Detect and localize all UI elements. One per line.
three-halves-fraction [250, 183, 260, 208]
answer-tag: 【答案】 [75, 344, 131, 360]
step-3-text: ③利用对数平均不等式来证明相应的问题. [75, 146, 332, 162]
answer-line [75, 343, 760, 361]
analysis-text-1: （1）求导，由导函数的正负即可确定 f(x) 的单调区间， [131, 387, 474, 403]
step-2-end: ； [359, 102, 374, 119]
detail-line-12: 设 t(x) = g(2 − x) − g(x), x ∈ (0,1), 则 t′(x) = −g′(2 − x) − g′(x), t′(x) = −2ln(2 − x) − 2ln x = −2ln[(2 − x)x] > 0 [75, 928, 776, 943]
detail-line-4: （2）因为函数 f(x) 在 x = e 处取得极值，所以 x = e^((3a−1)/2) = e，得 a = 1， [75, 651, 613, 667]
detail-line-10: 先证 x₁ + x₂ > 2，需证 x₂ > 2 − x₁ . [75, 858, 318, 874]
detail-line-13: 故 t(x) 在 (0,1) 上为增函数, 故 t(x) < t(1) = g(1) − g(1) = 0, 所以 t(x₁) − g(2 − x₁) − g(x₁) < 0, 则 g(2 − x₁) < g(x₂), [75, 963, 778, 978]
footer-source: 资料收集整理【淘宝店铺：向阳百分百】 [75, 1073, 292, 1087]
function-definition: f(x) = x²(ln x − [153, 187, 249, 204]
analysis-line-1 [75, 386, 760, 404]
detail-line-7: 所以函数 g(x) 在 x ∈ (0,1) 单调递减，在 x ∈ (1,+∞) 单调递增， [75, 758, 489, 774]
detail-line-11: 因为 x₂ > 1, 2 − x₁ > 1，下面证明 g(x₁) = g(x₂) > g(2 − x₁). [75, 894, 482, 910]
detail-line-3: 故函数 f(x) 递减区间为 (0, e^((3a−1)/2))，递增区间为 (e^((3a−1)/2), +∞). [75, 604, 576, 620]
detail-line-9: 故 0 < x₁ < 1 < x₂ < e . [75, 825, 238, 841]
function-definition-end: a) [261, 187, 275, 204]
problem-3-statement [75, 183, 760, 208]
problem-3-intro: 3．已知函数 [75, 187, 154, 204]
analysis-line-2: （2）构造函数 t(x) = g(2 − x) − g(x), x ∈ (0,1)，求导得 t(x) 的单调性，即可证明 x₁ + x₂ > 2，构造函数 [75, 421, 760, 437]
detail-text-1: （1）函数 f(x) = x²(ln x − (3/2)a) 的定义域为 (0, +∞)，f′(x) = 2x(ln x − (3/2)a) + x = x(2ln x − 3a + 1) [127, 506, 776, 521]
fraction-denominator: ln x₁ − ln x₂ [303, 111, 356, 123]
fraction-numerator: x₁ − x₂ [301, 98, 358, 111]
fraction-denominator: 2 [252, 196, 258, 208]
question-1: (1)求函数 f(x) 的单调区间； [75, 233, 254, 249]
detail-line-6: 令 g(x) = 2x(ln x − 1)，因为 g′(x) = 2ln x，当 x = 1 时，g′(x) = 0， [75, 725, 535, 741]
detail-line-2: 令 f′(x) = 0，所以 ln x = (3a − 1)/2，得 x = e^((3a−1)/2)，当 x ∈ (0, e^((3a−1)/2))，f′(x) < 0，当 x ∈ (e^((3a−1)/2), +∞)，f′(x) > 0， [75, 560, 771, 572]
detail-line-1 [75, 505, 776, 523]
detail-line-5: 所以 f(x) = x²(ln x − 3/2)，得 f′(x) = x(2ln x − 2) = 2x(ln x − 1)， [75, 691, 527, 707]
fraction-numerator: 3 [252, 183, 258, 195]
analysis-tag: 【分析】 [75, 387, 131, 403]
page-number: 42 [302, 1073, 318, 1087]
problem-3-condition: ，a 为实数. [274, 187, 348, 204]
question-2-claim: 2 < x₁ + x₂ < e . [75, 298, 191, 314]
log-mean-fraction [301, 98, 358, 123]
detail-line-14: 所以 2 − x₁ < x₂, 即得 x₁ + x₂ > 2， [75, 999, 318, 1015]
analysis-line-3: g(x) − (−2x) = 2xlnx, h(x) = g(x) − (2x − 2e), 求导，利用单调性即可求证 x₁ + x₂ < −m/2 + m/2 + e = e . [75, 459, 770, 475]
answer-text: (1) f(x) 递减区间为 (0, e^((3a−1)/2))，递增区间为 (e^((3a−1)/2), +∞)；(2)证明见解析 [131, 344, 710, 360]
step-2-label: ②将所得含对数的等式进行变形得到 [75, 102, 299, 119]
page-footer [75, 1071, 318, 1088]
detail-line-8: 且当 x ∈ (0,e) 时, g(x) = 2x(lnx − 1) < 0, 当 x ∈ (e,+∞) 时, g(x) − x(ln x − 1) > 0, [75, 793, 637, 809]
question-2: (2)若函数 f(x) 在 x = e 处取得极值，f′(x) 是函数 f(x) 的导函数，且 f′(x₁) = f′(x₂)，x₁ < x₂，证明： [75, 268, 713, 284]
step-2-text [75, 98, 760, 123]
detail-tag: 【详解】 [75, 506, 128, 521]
== == ==
[EXERCISE DETAILS]
Copy the records line for line, from the very first line through the line containing "fraction-numerator: 3 [252, 183, 258, 195]".

[REPLY]
Detect and localize all UI elements. One per line.
three-halves-fraction [250, 183, 260, 208]
answer-tag: 【答案】 [75, 344, 131, 360]
step-3-text: ③利用对数平均不等式来证明相应的问题. [75, 146, 332, 162]
answer-line [75, 343, 760, 361]
analysis-text-1: （1）求导，由导函数的正负即可确定 f(x) 的单调区间， [131, 387, 474, 403]
step-2-end: ； [359, 102, 374, 119]
detail-line-12: 设 t(x) = g(2 − x) − g(x), x ∈ (0,1), 则 t′(x) = −g′(2 − x) − g′(x), t′(x) = −2ln(2 − x) − 2ln x = −2ln[(2 − x)x] > 0 [75, 928, 776, 943]
detail-line-4: （2）因为函数 f(x) 在 x = e 处取得极值，所以 x = e^((3a−1)/2) = e，得 a = 1， [75, 651, 613, 667]
detail-line-10: 先证 x₁ + x₂ > 2，需证 x₂ > 2 − x₁ . [75, 858, 318, 874]
detail-line-13: 故 t(x) 在 (0,1) 上为增函数, 故 t(x) < t(1) = g(1) − g(1) = 0, 所以 t(x₁) − g(2 − x₁) − g(x₁) < 0, 则 g(2 − x₁) < g(x₂), [75, 963, 778, 978]
footer-source: 资料收集整理【淘宝店铺：向阳百分百】 [75, 1073, 292, 1087]
function-definition: f(x) = x²(ln x − [153, 187, 249, 204]
analysis-line-1 [75, 386, 760, 404]
detail-line-7: 所以函数 g(x) 在 x ∈ (0,1) 单调递减，在 x ∈ (1,+∞) 单调递增， [75, 758, 489, 774]
detail-line-11: 因为 x₂ > 1, 2 − x₁ > 1，下面证明 g(x₁) = g(x₂) > g(2 − x₁). [75, 894, 482, 910]
detail-line-3: 故函数 f(x) 递减区间为 (0, e^((3a−1)/2))，递增区间为 (e^((3a−1)/2), +∞). [75, 604, 576, 620]
detail-line-9: 故 0 < x₁ < 1 < x₂ < e . [75, 825, 238, 841]
function-definition-end: a) [261, 187, 275, 204]
problem-3-statement [75, 183, 760, 208]
problem-3-intro: 3．已知函数 [75, 187, 154, 204]
analysis-line-2: （2）构造函数 t(x) = g(2 − x) − g(x), x ∈ (0,1)，求导得 t(x) 的单调性，即可证明 x₁ + x₂ > 2，构造函数 [75, 421, 760, 437]
detail-text-1: （1）函数 f(x) = x²(ln x − (3/2)a) 的定义域为 (0, +∞)，f′(x) = 2x(ln x − (3/2)a) + x = x(2ln x − 3a + 1) [127, 506, 776, 521]
fraction-denominator: ln x₁ − ln x₂ [303, 111, 356, 123]
fraction-numerator: x₁ − x₂ [301, 98, 358, 111]
fraction-denominator: 2 [252, 196, 258, 208]
question-1: (1)求函数 f(x) 的单调区间； [75, 233, 254, 249]
detail-line-6: 令 g(x) = 2x(ln x − 1)，因为 g′(x) = 2ln x，当 x = 1 时，g′(x) = 0， [75, 725, 535, 741]
detail-line-2: 令 f′(x) = 0，所以 ln x = (3a − 1)/2，得 x = e^((3a−1)/2)，当 x ∈ (0, e^((3a−1)/2))，f′(x) < 0，当 x ∈ (e^((3a−1)/2), +∞)，f′(x) > 0， [75, 560, 771, 572]
detail-line-1 [75, 505, 776, 523]
detail-line-5: 所以 f(x) = x²(ln x − 3/2)，得 f′(x) = x(2ln x − 2) = 2x(ln x − 1)， [75, 691, 527, 707]
fraction-numerator: 3 [252, 183, 258, 195]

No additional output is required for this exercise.